__Text shown__.
§

At a moment when government agencies across the country are already drowning in red ink, Colorado’s state constitution is now projected to trigger the second-largest residential property tax cut in the state’s modern history.

Under forecasts that will be presented Tuesday to the Joint Budget Committee, Colorado lawmakers could be asked to cut residential property taxes by nearly 18% in 2021 to comply with a tax-limiting constitutional provision known as the Gallagher Amendment.

For homeowners, it would mean permanent financial relief at a time of rising unemployment and deep economic uncertainty. But if the cut goes through as projected, it would have cascading effects at nearly every level of government in the state, gashing the budgets of property-tax reliant fire districts, county governments and schools.

The reductions would cut total school district revenue by an estimated $491 million — a gap that will trickle up to the state budget, which is constitutionally required to backfill school funding shortfalls, and is already facing a fiscal catastrophe of its own as sales and income tax revenue plummet. In one fell swoop, it could wipe out all the recent gains the state had made in erasing its unfunded debt to schools, formerly known as the negative factor. At the county level, statewide revenue could drop by $204 million.

And the fiscal toll might not end there. The report shows residential property values continuing to rise in this assessment period, which ends June 30, 2020. If the economic downturn ripples into the housing market and home values drop, local governments could be facing a new tax-starved normal for the foreseeable future, with widespread implications for public services, employee pay and pension contributions.

Cities and counties across Colorado are already furloughing workers because of the pandemic’s economic blow.

For years now, the residential assessment rate, which determines how much homeowners pay in property taxes, has been falling in order to offset booming home prices along the Front Range. This time around, the coronavirus-induced economic shutdown will add a new variable to the Gallagher equation: the collapse of the oil and gas industry, which until now had been preventing deeper tax cuts.

Think of the Gallagher Amendment like a balancing scale. On one side are residential property values. On the other, non-residential values, such as commercial properties and minerals, like oil and gas. Residential property values can’t exceed roughly 45% of the statewide tax base. So when home values rise, or non-residential values fall, it tips the scales out of balance, and residential taxes are cut.

§

__Data for review__.
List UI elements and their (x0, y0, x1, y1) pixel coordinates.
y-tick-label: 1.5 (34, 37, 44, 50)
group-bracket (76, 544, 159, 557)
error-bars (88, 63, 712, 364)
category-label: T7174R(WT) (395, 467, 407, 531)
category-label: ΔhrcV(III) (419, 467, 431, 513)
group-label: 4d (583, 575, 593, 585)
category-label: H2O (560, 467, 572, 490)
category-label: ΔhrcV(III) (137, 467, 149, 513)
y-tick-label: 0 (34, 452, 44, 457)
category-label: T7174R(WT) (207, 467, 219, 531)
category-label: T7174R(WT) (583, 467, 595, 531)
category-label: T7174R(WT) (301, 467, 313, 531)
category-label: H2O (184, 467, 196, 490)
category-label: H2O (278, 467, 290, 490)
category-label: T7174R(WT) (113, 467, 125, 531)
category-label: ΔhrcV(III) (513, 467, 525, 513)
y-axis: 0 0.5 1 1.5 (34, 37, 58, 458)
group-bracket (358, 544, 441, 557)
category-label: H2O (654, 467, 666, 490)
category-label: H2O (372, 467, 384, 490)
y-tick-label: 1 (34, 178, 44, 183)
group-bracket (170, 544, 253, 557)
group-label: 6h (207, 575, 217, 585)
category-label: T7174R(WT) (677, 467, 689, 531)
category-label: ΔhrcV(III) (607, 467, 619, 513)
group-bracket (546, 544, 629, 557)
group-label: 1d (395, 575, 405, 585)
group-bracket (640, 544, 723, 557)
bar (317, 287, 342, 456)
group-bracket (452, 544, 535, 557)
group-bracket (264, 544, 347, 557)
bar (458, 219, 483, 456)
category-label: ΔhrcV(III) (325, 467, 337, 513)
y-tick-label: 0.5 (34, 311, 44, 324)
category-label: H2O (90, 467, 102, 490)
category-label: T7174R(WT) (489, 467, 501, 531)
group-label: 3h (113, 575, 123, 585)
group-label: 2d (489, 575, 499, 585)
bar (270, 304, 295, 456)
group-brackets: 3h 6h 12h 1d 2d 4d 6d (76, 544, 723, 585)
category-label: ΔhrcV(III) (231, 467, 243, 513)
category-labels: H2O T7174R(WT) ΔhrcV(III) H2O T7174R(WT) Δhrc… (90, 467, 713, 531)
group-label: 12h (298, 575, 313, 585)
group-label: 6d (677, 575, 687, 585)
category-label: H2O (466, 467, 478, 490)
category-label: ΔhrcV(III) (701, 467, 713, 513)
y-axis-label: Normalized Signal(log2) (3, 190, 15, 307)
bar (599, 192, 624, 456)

§

__Complete the following__.
a - From the article on Colorado's property tax cut, output the stretch from "For years now, the" through "taxes are cut." word for word.
b - In the article on Colorado's property tax cut, by how much would the reductions cut total school district revenue?
c - Resume the article on Colorado's Gallagher Amendment after its final sentence.

__Task answers__.
a -
For years now, the residential assessment rate, which determines how much homeowners pay in property taxes, has been falling in order to offset booming home prices along the Front Range. This time around, the coronavirus-induced economic shutdown will add a new variable to the Gallagher equation: the collapse of the oil and gas industry, which until now had been preventing deeper tax cuts.

Think of the Gallagher Amendment like a balancing scale. On one side are residential property values. On the other, non-residential values, such as commercial properties and minerals, like oil and gas. Residential property values can’t exceed roughly 45% of the statewide tax base. So when home values rise, or non-residential values fall, it tips the scales out of balance, and residential taxes are cut.

b - By an estimated $491 million.

c -
In the 2020 assessment cycle, oil and gas values are expected to drop by 36%, and commercial values are projected to drop 20%, according to Tuesday’s report from the Division of Property Taxation. Residential property values — which so far, have held relatively steady amid the broader malaise — are projected to increase 10% over the last assessment from two years earlier.

This would cause the residential assessment rate to fall from 7.15% to 5.88% during the next reassessment cycle. That represents a nearly 18% drop in residential property taxes, the largest cut since it fell by 19% in the 1995-96 assessment cycle, and the second-largest cut in the history of Gallagher, which was adopted by Colorado voters in 1982.

In some ways, it could be the nightmare scenario for local governance in Colorado: a massive tax cut driven by rising home values and plummeting business activity, followed by a drop in the very home values that necessitated the cut in the first place, if the downturn later extends to the housing market. And because of Colorado’s Taxpayer’s Bill of Rights, all tax cuts are permanent without voter approval to reverse them.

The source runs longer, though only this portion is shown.